Document section:
== Segment start ==

Porn is just porn?

by Lisa Angelettie MSW

in Relationship Advice

Dear GirlShrink,

I have a situation where i share a computer with a significant other of 4 years, and recently i found some downloaded sites of forced sex, reenacted sex rape scenes, and this was very bothersome to me. I have tried to keep it to myself, and did for awhile, but then like always i finally confronted him. he said it was just a fluke that he downloaded them, unaware that he had, and why yes he did go tot he sites and look at them, it was out of curiosity. Ok so i let it go, with still just a pang in mind and heart.

The next thing you know, after several days, and i had already deleted the sites, low and behold, they pop up on me, when i am looking at something totally different, i mean took over my whole screen, i was so angry!

i deleted them, put them in trash bin and hit the permanent trashe remove or whatever you call it, from the computer. He is now angry at me, because i told him what had happened, said i invaded his privacy! and that i should not have permanently removed something that belong to him. Which if it was no big deal, i thought it was alright since it was nothing to him in the first place. Do you get the picture GirlShrink?

So what now, he has completely made me out to be the bad guy and acts as though i am the one with insecurities now, and a website invader! lol.
So we are not speaking. And may I add, i was completely in shock to see that he of all people was looking at such a site, since he knows i have been a victim of abuse and rape. It was like finding his dark side! What should i do or even say from this point on?

== Segment end ==

Instructions for the task: Can you write what comes next in the advice letter about the partner's downloaded sites on a shared computer, picking up after its final sentence?

Provided information:

== Segment start ==

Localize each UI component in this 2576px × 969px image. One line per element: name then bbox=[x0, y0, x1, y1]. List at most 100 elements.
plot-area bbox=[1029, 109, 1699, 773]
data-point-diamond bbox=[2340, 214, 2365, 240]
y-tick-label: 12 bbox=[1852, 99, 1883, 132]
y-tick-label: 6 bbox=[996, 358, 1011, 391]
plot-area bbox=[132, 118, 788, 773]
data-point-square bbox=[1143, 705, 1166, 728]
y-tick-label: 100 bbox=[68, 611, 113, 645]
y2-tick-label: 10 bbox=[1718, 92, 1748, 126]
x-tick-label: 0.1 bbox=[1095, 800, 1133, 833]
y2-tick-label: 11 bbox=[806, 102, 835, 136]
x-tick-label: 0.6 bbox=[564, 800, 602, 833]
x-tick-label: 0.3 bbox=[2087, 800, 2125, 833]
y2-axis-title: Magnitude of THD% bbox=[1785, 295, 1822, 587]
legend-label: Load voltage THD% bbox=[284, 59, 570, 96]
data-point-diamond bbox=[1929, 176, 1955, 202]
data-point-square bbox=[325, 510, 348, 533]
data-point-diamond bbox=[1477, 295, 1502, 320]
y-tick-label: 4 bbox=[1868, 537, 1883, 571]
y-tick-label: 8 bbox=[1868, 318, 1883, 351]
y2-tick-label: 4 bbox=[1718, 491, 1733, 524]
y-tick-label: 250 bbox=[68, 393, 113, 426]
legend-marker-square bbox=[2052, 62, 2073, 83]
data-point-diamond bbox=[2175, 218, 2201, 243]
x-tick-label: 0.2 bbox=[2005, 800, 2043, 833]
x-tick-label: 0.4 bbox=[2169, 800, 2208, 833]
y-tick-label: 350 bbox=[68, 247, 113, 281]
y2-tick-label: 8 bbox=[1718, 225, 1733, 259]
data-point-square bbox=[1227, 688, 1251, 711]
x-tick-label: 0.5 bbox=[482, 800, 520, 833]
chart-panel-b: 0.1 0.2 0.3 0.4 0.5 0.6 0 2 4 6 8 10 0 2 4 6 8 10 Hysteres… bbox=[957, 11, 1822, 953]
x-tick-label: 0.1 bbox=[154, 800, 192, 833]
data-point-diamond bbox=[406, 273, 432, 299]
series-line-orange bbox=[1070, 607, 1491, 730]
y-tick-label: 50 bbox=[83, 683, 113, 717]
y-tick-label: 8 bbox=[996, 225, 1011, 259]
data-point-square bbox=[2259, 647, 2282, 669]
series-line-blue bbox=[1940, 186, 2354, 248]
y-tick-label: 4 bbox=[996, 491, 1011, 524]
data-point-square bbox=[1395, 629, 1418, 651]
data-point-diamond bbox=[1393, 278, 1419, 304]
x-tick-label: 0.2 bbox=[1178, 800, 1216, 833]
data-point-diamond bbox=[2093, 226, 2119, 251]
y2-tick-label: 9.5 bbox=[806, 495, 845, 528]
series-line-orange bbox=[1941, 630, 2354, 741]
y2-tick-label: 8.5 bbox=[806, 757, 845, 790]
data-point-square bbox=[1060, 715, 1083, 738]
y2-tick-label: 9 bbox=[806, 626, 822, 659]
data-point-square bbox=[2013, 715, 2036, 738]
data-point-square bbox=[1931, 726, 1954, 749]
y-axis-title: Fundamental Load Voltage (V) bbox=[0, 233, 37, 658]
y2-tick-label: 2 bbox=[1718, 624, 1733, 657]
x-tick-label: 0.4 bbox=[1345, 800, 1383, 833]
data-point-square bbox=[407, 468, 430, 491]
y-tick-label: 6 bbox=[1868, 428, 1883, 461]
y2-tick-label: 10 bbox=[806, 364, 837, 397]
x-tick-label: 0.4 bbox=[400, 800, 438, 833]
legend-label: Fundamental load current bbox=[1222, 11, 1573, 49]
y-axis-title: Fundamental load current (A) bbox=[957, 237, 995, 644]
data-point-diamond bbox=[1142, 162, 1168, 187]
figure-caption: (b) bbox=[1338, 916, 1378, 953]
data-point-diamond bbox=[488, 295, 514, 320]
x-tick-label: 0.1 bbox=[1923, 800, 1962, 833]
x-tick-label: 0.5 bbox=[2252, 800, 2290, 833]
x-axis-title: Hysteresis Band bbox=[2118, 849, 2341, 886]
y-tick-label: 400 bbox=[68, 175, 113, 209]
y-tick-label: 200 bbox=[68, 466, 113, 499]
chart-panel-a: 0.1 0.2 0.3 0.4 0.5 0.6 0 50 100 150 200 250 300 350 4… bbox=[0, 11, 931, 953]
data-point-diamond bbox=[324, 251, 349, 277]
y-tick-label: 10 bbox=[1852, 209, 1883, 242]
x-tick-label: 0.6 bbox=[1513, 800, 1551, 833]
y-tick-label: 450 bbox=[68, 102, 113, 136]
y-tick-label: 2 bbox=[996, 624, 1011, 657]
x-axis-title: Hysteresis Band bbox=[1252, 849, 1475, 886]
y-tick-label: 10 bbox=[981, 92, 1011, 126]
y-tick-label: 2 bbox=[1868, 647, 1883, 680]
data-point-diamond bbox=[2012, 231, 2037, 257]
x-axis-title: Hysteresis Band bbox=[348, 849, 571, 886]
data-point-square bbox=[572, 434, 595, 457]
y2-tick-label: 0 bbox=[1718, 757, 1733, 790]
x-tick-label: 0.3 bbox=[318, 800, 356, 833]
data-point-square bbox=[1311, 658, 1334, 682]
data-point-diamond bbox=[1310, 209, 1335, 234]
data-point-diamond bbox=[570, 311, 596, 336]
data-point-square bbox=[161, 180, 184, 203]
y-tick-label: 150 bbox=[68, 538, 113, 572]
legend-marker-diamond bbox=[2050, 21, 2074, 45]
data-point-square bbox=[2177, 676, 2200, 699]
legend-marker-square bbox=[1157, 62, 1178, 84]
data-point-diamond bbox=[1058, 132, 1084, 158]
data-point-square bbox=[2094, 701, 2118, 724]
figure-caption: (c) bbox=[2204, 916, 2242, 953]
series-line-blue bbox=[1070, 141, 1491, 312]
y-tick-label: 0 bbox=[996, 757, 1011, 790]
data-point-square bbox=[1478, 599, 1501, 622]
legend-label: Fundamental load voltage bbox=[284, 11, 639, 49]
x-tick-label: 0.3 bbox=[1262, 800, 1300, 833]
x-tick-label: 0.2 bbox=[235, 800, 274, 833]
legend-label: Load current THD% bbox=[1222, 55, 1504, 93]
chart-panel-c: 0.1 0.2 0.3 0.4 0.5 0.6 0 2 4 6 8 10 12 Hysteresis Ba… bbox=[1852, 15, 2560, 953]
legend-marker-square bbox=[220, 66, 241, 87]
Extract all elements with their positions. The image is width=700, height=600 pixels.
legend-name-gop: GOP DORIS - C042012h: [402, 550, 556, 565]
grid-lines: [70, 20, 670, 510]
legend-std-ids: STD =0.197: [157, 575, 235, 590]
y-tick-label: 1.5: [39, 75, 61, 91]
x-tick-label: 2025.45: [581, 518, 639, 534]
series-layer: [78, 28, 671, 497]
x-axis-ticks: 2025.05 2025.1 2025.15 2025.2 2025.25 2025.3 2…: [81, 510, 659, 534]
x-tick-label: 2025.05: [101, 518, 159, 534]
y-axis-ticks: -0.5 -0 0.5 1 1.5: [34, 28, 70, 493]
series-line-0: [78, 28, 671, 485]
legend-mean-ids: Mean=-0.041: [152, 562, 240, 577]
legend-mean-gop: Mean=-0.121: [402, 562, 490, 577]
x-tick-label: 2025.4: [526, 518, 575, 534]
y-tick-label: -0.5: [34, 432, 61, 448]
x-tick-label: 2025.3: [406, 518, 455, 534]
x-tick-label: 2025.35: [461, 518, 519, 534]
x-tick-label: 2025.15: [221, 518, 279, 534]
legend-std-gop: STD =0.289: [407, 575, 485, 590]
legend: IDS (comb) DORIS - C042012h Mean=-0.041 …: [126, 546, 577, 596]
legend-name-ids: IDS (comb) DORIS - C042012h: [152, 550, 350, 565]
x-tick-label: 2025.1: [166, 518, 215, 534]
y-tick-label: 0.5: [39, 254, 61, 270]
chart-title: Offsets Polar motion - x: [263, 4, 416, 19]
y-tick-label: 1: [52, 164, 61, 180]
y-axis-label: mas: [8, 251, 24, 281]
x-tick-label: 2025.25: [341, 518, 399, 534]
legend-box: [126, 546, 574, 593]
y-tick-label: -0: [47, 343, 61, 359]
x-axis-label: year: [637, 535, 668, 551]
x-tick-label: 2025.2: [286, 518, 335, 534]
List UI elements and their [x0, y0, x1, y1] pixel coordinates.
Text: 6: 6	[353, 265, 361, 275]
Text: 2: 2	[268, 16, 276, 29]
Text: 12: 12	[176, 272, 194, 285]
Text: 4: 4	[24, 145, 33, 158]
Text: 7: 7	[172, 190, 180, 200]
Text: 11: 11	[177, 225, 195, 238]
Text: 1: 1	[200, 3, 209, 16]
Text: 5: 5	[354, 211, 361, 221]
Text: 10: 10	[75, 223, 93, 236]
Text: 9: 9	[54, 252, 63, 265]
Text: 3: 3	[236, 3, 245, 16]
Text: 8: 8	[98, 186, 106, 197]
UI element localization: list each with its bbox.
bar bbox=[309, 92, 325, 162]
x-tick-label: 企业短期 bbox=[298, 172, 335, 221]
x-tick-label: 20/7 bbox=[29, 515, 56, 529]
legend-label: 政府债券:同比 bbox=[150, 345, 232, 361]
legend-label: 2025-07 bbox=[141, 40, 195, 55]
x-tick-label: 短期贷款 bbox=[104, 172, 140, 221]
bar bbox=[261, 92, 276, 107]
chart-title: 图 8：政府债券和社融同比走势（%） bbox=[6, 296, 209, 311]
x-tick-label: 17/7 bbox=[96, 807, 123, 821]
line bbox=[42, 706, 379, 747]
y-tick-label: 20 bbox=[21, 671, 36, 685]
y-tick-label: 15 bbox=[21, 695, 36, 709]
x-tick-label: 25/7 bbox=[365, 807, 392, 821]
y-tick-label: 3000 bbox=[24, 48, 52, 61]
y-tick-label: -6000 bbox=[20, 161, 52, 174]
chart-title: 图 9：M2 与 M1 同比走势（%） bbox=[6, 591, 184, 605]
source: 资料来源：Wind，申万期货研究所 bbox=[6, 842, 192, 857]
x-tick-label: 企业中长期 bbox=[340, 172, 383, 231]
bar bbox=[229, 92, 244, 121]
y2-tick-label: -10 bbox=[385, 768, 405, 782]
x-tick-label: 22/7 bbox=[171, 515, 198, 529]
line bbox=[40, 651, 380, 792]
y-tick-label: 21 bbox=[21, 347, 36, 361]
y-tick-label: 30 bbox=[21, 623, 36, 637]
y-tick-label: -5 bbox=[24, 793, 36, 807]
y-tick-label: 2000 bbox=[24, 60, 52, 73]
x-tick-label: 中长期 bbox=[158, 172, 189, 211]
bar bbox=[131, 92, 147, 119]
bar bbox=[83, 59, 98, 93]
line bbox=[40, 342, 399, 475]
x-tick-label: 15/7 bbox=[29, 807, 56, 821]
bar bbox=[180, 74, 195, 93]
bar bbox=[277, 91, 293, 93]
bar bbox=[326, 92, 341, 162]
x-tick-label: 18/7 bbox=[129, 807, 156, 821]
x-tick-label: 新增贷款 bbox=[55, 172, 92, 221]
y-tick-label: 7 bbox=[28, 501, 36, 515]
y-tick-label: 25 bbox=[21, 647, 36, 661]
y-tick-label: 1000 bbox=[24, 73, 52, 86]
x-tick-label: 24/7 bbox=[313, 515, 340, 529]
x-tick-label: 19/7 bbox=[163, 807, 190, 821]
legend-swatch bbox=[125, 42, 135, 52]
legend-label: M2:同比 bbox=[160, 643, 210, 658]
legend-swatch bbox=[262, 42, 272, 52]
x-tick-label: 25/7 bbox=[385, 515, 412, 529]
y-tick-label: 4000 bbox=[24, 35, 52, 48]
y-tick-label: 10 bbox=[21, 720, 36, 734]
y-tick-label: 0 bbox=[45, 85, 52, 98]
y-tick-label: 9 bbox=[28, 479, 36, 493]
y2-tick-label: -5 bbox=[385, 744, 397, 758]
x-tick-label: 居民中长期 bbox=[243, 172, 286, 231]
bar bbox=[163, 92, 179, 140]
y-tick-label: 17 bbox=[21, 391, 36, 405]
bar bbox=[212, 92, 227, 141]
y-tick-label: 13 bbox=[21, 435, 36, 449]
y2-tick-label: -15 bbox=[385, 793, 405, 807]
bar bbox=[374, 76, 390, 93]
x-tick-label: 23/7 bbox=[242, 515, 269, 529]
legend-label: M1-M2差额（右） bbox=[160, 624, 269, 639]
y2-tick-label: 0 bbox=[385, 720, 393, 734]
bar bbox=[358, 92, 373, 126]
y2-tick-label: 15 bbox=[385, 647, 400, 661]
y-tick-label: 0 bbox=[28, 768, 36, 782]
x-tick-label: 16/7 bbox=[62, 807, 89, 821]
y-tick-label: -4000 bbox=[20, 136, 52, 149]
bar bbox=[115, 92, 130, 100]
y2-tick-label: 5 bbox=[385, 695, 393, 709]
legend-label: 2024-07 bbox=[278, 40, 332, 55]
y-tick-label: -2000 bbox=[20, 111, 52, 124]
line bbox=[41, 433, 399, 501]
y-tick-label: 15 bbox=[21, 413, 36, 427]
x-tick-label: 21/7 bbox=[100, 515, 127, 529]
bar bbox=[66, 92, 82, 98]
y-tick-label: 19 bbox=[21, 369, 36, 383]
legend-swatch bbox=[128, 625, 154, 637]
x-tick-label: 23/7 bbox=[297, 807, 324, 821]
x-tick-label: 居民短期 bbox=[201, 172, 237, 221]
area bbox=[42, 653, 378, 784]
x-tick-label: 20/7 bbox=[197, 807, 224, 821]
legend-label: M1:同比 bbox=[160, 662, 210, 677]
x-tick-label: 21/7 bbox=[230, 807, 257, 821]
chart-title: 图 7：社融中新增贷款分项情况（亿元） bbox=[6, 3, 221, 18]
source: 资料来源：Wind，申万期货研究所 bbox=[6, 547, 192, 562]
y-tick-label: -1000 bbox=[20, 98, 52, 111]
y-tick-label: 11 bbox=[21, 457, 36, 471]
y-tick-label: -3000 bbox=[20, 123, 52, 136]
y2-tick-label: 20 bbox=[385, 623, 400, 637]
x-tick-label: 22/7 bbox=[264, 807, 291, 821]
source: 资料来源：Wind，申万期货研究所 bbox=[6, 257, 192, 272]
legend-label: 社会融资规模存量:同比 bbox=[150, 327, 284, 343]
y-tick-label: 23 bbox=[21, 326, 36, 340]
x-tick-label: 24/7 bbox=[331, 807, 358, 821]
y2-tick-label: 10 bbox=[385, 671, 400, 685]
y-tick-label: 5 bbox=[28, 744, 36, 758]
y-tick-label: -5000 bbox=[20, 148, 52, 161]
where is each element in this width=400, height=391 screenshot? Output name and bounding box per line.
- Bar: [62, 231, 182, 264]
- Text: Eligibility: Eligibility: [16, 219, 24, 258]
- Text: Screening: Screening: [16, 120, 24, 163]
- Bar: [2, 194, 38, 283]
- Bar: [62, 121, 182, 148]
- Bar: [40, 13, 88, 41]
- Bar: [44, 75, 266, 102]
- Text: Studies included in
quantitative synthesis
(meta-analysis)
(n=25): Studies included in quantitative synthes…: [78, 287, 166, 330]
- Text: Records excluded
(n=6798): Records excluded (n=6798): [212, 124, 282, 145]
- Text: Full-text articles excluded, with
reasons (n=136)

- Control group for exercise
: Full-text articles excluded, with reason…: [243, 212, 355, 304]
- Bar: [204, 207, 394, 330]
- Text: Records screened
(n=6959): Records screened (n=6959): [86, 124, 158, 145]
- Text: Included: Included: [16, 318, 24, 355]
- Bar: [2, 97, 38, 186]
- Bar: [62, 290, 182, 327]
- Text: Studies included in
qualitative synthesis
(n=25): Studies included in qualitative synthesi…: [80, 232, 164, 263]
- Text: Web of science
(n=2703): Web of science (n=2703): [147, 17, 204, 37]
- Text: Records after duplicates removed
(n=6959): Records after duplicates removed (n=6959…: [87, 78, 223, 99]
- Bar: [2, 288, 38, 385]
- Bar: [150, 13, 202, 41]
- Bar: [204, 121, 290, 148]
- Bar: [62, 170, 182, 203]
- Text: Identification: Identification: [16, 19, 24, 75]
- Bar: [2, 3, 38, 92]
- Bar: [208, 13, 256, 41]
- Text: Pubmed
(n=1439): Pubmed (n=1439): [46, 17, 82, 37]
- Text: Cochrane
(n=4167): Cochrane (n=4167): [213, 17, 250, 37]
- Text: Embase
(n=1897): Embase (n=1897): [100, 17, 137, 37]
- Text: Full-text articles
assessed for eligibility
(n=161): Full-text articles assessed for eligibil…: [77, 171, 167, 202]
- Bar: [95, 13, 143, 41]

== Segment end ==

Answer to this task:
Dear Friend,

Your story throws up a million red flags for me. I don’t usually give such direct advice, but I must say in this instance to get out. Sometimes people who are victims of such violent crime as rape tend to attract people that do or have thoughts of doing the very same thing. Haven’t you ever wondered why so many women end up with multiple partners who abuse them? This should not be just bothersome to you — but a BIG red flag telling you that this is not the man for you.

I’m not saying that rape is not a fantasy of many people, it is, but the fact that it is a major fantasy for man you are seeing and you have been a victim of that crime before lets me know that it is not a healthy situation for neither you or him.

There’s also the fact that he lied. Plain out lied. And then of course deflects the fact that he’s been caught in the lie onto you. That’s childish and irresponsible.  I mean really. Didn’t he think you were going to run across that stuff at some point? Final advice – I’d get out.